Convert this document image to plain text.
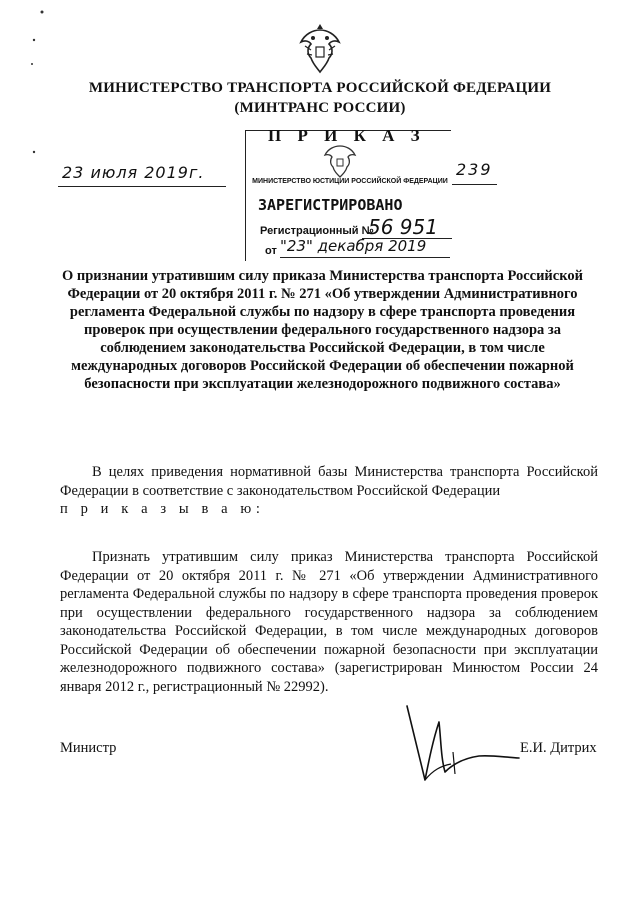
МИНИСТЕРСТВО ТРАНСПОРТА РОССИЙСКОЙ ФЕДЕРАЦИИ
(МИНТРАНС РОССИИ)
П Р И К А З
МИНИСТЕРСТВО ЮСТИЦИИ РОССИЙСКОЙ ФЕДЕРАЦИИ
ЗАРЕГИСТРИРОВАНО
Регистрационный №
56 951
от "23" декабря 2019
23 июля 2019г.	239
О признании утратившим силу приказа Министерства транспорта Российской Федерации от 20 октября 2011 г. № 271 «Об утверждении Административного регламента Федеральной службы по надзору в сфере транспорта проведения проверок при осуществлении федерального государственного надзора за соблюдением законодательства Российской Федерации, в том числе международных договоров Российской Федерации об обеспечении пожарной безопасности при эксплуатации железнодорожного подвижного состава»
В целях приведения нормативной базы Министерства транспорта Российской Федерации в соответствие с законодательством Российской Федерации
п р и к а з ы в а ю:
Признать утратившим силу приказ Министерства транспорта Российской Федерации от 20 октября 2011 г. № 271 «Об утверждении Административного регламента Федеральной службы по надзору в сфере транспорта проведения проверок при осуществлении федерального государственного надзора за соблюдением законодательства Российской Федерации, в том числе международных договоров Российской Федерации об обеспечении пожарной безопасности при эксплуатации железнодорожного подвижного состава» (зарегистрирован Минюстом России 24 января 2012 г., регистрационный № 22992).
Министр	Е.И. Дитрих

_GOAL OF THE EXERCISE_.
Pictures are excluded; output everything else in the data verbatim.

_THE RESPONSE_.
Convert this document image to plain text.
МИНИСТЕРСТВО ТРАНСПОРТА РОССИЙСКОЙ ФЕДЕРАЦИИ
(МИНТРАНС РОССИИ)
П Р И К А З
МИНИСТЕРСТВО ЮСТИЦИИ РОССИЙСКОЙ ФЕДЕРАЦИИ
ЗАРЕГИСТРИРОВАНО
Регистрационный №
56 951
от "23" декабря 2019
23 июля 2019г.	239
О признании утратившим силу приказа Министерства транспорта Российской Федерации от 20 октября 2011 г. № 271 «Об утверждении Административного регламента Федеральной службы по надзору в сфере транспорта проведения проверок при осуществлении федерального государственного надзора за соблюдением законодательства Российской Федерации, в том числе международных договоров Российской Федерации об обеспечении пожарной безопасности при эксплуатации железнодорожного подвижного состава»
В целях приведения нормативной базы Министерства транспорта Российской Федерации в соответствие с законодательством Российской Федерации
п р и к а з ы в а ю:
Признать утратившим силу приказ Министерства транспорта Российской Федерации от 20 октября 2011 г. № 271 «Об утверждении Административного регламента Федеральной службы по надзору в сфере транспорта проведения проверок при осуществлении федерального государственного надзора за соблюдением законодательства Российской Федерации, в том числе международных договоров Российской Федерации об обеспечении пожарной безопасности при эксплуатации железнодорожного подвижного состава» (зарегистрирован Минюстом России 24 января 2012 г., регистрационный № 22992).
Министр	Е.И. Дитрих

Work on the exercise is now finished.